> WHAT YOU NEED TO DO:
Update the rows from the line with "Enumerate the UI" to the line with "topic-canada-child[interactable]: Observance <box>1064", replacing "bookmark-item" with "bookmark-link" and leaving the rest unchanged.

> SUPPLIED DATA:

— START —

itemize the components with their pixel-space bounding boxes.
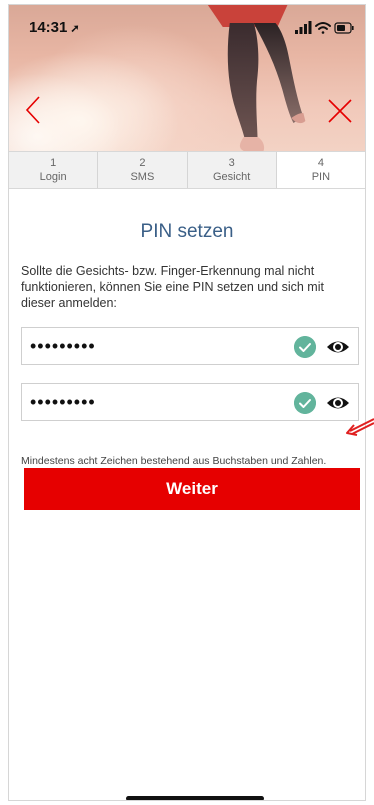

— END —
— START —

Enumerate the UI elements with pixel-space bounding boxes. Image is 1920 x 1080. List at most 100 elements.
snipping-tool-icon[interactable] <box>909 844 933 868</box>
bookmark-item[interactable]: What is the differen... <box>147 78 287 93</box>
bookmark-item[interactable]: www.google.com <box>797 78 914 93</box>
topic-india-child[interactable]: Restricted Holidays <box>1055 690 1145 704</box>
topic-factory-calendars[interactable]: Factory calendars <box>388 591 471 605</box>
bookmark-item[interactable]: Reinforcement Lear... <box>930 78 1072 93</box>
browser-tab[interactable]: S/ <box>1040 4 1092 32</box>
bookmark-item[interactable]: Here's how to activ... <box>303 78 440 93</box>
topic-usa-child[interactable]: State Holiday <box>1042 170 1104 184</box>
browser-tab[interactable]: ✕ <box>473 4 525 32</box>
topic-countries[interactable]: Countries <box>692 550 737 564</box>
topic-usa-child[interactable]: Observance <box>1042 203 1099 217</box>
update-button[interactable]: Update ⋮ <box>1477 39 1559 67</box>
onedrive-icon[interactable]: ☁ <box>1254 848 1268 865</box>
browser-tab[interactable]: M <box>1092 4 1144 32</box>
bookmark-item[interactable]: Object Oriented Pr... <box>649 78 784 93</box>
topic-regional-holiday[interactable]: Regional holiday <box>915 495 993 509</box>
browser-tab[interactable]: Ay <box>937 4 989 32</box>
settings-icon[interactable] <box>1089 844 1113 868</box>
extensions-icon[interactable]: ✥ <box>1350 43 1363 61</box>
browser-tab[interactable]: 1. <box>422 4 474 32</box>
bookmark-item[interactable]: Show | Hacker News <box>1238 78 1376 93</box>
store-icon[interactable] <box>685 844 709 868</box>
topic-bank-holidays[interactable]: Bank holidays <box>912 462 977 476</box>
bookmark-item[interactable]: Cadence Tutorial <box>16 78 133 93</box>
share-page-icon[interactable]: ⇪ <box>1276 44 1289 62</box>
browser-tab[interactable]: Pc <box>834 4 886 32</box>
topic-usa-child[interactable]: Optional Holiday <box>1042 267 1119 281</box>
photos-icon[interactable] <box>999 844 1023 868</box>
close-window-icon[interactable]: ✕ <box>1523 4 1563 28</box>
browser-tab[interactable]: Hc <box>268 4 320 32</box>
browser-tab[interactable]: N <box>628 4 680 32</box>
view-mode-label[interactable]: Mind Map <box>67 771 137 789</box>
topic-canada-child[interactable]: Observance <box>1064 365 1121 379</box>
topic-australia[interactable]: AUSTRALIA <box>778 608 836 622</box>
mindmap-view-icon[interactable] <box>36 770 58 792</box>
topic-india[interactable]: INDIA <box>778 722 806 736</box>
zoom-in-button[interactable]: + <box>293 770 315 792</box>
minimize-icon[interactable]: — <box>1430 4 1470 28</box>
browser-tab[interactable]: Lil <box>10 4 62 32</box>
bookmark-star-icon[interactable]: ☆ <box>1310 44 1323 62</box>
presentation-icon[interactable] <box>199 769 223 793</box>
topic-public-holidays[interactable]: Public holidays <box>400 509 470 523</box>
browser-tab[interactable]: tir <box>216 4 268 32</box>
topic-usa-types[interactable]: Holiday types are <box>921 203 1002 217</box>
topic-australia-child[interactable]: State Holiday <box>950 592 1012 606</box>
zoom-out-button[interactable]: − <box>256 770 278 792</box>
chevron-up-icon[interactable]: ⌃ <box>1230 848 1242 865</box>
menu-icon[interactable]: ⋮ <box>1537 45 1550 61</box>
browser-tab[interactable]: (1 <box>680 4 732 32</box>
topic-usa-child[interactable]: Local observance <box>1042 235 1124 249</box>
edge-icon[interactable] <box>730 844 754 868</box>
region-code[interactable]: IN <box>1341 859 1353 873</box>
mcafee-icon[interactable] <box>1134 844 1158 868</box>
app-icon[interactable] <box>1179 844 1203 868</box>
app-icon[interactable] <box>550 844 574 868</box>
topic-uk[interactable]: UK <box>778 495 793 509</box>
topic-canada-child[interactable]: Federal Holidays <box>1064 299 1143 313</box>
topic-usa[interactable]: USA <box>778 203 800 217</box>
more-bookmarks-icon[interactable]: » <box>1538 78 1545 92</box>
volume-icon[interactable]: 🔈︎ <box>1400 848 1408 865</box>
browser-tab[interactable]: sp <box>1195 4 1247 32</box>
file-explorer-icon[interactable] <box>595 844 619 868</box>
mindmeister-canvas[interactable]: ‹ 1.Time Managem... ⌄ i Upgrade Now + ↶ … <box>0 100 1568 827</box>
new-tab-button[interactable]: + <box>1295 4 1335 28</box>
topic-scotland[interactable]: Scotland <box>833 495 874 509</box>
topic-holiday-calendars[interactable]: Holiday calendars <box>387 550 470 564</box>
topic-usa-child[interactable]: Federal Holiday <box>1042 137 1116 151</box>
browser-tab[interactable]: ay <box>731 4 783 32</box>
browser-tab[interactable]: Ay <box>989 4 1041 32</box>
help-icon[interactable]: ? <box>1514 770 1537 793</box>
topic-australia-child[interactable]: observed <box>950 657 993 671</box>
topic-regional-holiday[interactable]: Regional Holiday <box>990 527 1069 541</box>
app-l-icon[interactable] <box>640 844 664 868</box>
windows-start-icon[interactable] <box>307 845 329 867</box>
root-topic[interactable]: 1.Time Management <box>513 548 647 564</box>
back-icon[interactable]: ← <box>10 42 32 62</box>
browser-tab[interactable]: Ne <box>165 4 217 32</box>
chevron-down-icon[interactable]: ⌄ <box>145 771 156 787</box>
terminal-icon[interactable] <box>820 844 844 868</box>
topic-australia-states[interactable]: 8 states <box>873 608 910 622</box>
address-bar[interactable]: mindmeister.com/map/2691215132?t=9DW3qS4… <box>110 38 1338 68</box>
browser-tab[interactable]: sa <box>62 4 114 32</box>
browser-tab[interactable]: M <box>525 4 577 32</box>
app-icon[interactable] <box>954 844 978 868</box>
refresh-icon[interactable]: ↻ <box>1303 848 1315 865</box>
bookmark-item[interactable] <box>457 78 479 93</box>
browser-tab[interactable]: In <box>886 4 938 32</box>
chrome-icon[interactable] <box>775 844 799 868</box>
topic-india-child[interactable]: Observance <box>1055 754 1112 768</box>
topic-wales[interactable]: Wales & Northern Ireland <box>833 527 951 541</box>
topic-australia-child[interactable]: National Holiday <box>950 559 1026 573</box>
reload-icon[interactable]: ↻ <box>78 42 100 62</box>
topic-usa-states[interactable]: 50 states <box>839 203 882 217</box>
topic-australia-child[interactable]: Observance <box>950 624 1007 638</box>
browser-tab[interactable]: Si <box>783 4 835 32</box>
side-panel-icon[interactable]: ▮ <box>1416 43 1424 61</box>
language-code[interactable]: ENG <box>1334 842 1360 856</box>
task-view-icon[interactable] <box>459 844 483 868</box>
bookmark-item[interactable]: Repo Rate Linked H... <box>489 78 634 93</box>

— END —

> THE OUTPUT:
Enumerate the UI elements with pixel-space bounding boxes. Image is 1920 x 1080. List at most 100 elements.
snipping-tool-icon[interactable] <box>909 844 933 868</box>
bookmark-link[interactable]: What is the differen... <box>147 78 287 93</box>
bookmark-link[interactable]: www.google.com <box>797 78 914 93</box>
topic-india-child[interactable]: Restricted Holidays <box>1055 690 1145 704</box>
topic-factory-calendars[interactable]: Factory calendars <box>388 591 471 605</box>
bookmark-link[interactable]: Reinforcement Lear... <box>930 78 1072 93</box>
browser-tab[interactable]: S/ <box>1040 4 1092 32</box>
bookmark-link[interactable]: Here's how to activ... <box>303 78 440 93</box>
topic-usa-child[interactable]: State Holiday <box>1042 170 1104 184</box>
browser-tab[interactable]: ✕ <box>473 4 525 32</box>
topic-countries[interactable]: Countries <box>692 550 737 564</box>
topic-usa-child[interactable]: Observance <box>1042 203 1099 217</box>
update-button[interactable]: Update ⋮ <box>1477 39 1559 67</box>
onedrive-icon[interactable]: ☁ <box>1254 848 1268 865</box>
browser-tab[interactable]: M <box>1092 4 1144 32</box>
bookmark-link[interactable]: Object Oriented Pr... <box>649 78 784 93</box>
topic-regional-holiday[interactable]: Regional holiday <box>915 495 993 509</box>
browser-tab[interactable]: Ay <box>937 4 989 32</box>
settings-icon[interactable] <box>1089 844 1113 868</box>
extensions-icon[interactable]: ✥ <box>1350 43 1363 61</box>
browser-tab[interactable]: 1. <box>422 4 474 32</box>
bookmark-link[interactable]: Show | Hacker News <box>1238 78 1376 93</box>
store-icon[interactable] <box>685 844 709 868</box>
topic-bank-holidays[interactable]: Bank holidays <box>912 462 977 476</box>
bookmark-link[interactable]: Cadence Tutorial <box>16 78 133 93</box>
share-page-icon[interactable]: ⇪ <box>1276 44 1289 62</box>
browser-tab[interactable]: Pc <box>834 4 886 32</box>
topic-usa-child[interactable]: Optional Holiday <box>1042 267 1119 281</box>
photos-icon[interactable] <box>999 844 1023 868</box>
close-window-icon[interactable]: ✕ <box>1523 4 1563 28</box>
browser-tab[interactable]: Hc <box>268 4 320 32</box>
browser-tab[interactable]: N <box>628 4 680 32</box>
view-mode-label[interactable]: Mind Map <box>67 771 137 789</box>
topic-canada-child[interactable]: Observance <box>1064 365 1121 379</box>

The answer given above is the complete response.